§ Instruction: Your task is to copy every line of the entries that contains "Carlo".

§ Recorded data:

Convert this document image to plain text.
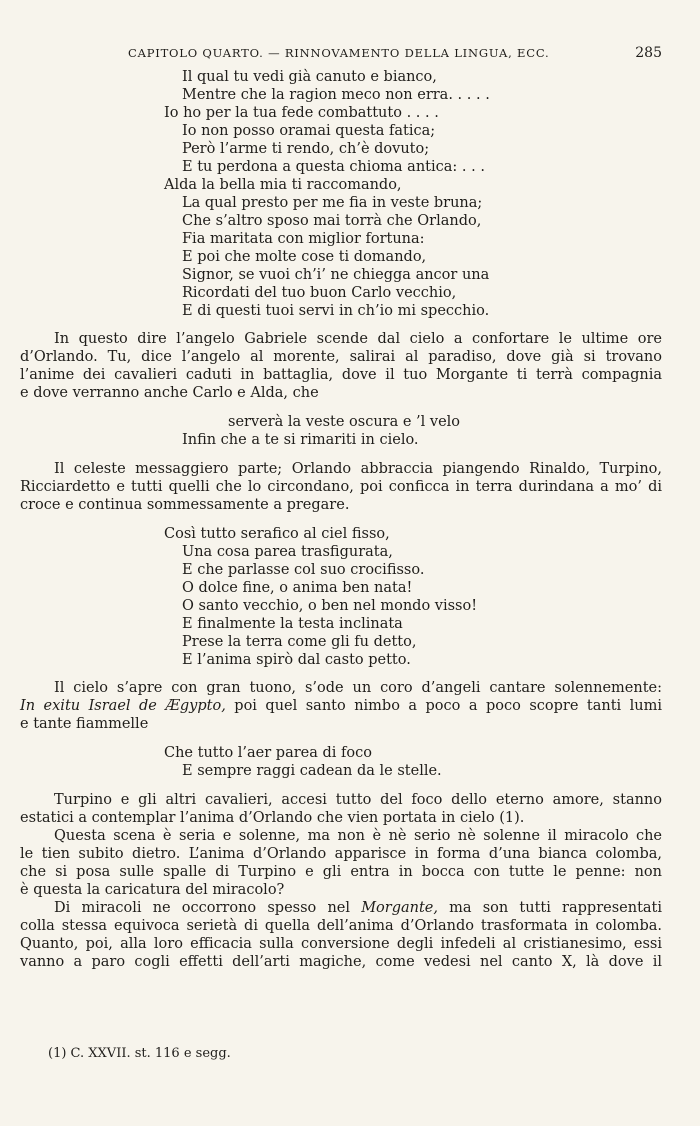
CAPITOLO QUARTO. — RINNOVAMENTO DELLA LINGUA, ECC.	285
Il qual tu vedi già canuto e bianco,
Mentre che la ragion meco non erra. . . . .
Io ho per la tua fede combattuto . . . .
Io non posso oramai questa fatica;
Però l’arme ti rendo, ch’è dovuto;
E tu perdona a questa chioma antica: . . .
Alda la bella mia ti raccomando,
La qual presto per me fia in veste bruna;
Che s’altro sposo mai torrà che Orlando,
Fia maritata con miglior fortuna:
E poi che molte cose ti domando,
Signor, se vuoi ch’i’ ne chiegga ancor una
Ricordati del tuo buon Carlo vecchio,
E di questi tuoi servi in ch’io mi specchio.
In questo dire l’angelo Gabriele scende dal cielo a confortare le ultime ore
d’Orlando. Tu, dice l’angelo al morente, salirai al paradiso, dove già si trovano
l’anime dei cavalieri caduti in battaglia, dove il tuo Morgante ti terrà compagnia
e dove verranno anche Carlo e Alda, che
serverà la veste oscura e ’l velo
Infin che a te si rimariti in cielo.
Il celeste messaggiero parte; Orlando abbraccia piangendo Rinaldo, Turpino,
Ricciardetto e tutti quelli che lo circondano, poi conficca in terra durindana a mo’ di
croce e continua sommessamente a pregare.
Così tutto serafico al ciel fisso,
Una cosa parea trasfigurata,
E che parlasse col suo crocifisso.
O dolce fine, o anima ben nata!
O santo vecchio, o ben nel mondo visso!
E finalmente la testa inclinata
Prese la terra come gli fu detto,
E l’anima spirò dal casto petto.
Il cielo s’apre con gran tuono, s’ode un coro d’angeli cantare solennemente:
In exitu Israel de Ægypto, poi quel santo nimbo a poco a poco scopre tanti lumi
e tante fiammelle
Che tutto l’aer parea di foco
E sempre raggi cadean da le stelle.
Turpino e gli altri cavalieri, accesi tutto del foco dello eterno amore, stanno
estatici a contemplar l’anima d’Orlando che vien portata in cielo (1).
Questa scena è seria e solenne, ma non è nè serio nè solenne il miracolo che
le tien subito dietro. L’anima d’Orlando apparisce in forma d’una bianca colomba,
che si posa sulle spalle di Turpino e gli entra in bocca con tutte le penne: non
è questa la caricatura del miracolo?
Di miracoli ne occorrono spesso nel Morgante, ma son tutti rappresentati
colla stessa equivoca serietà di quella dell’anima d’Orlando trasformata in colomba.
Quanto, poi, alla loro efficacia sulla conversione degli infedeli al cristianesimo, essi
vanno a paro cogli effetti dell’arti magiche, come vedesi nel canto X, là dove il
(1) C. XXVII. st. 116 e segg.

§ Output for this task:
Ricordati del tuo buon Carlo vecchio,
e dove verranno anche Carlo e Alda, che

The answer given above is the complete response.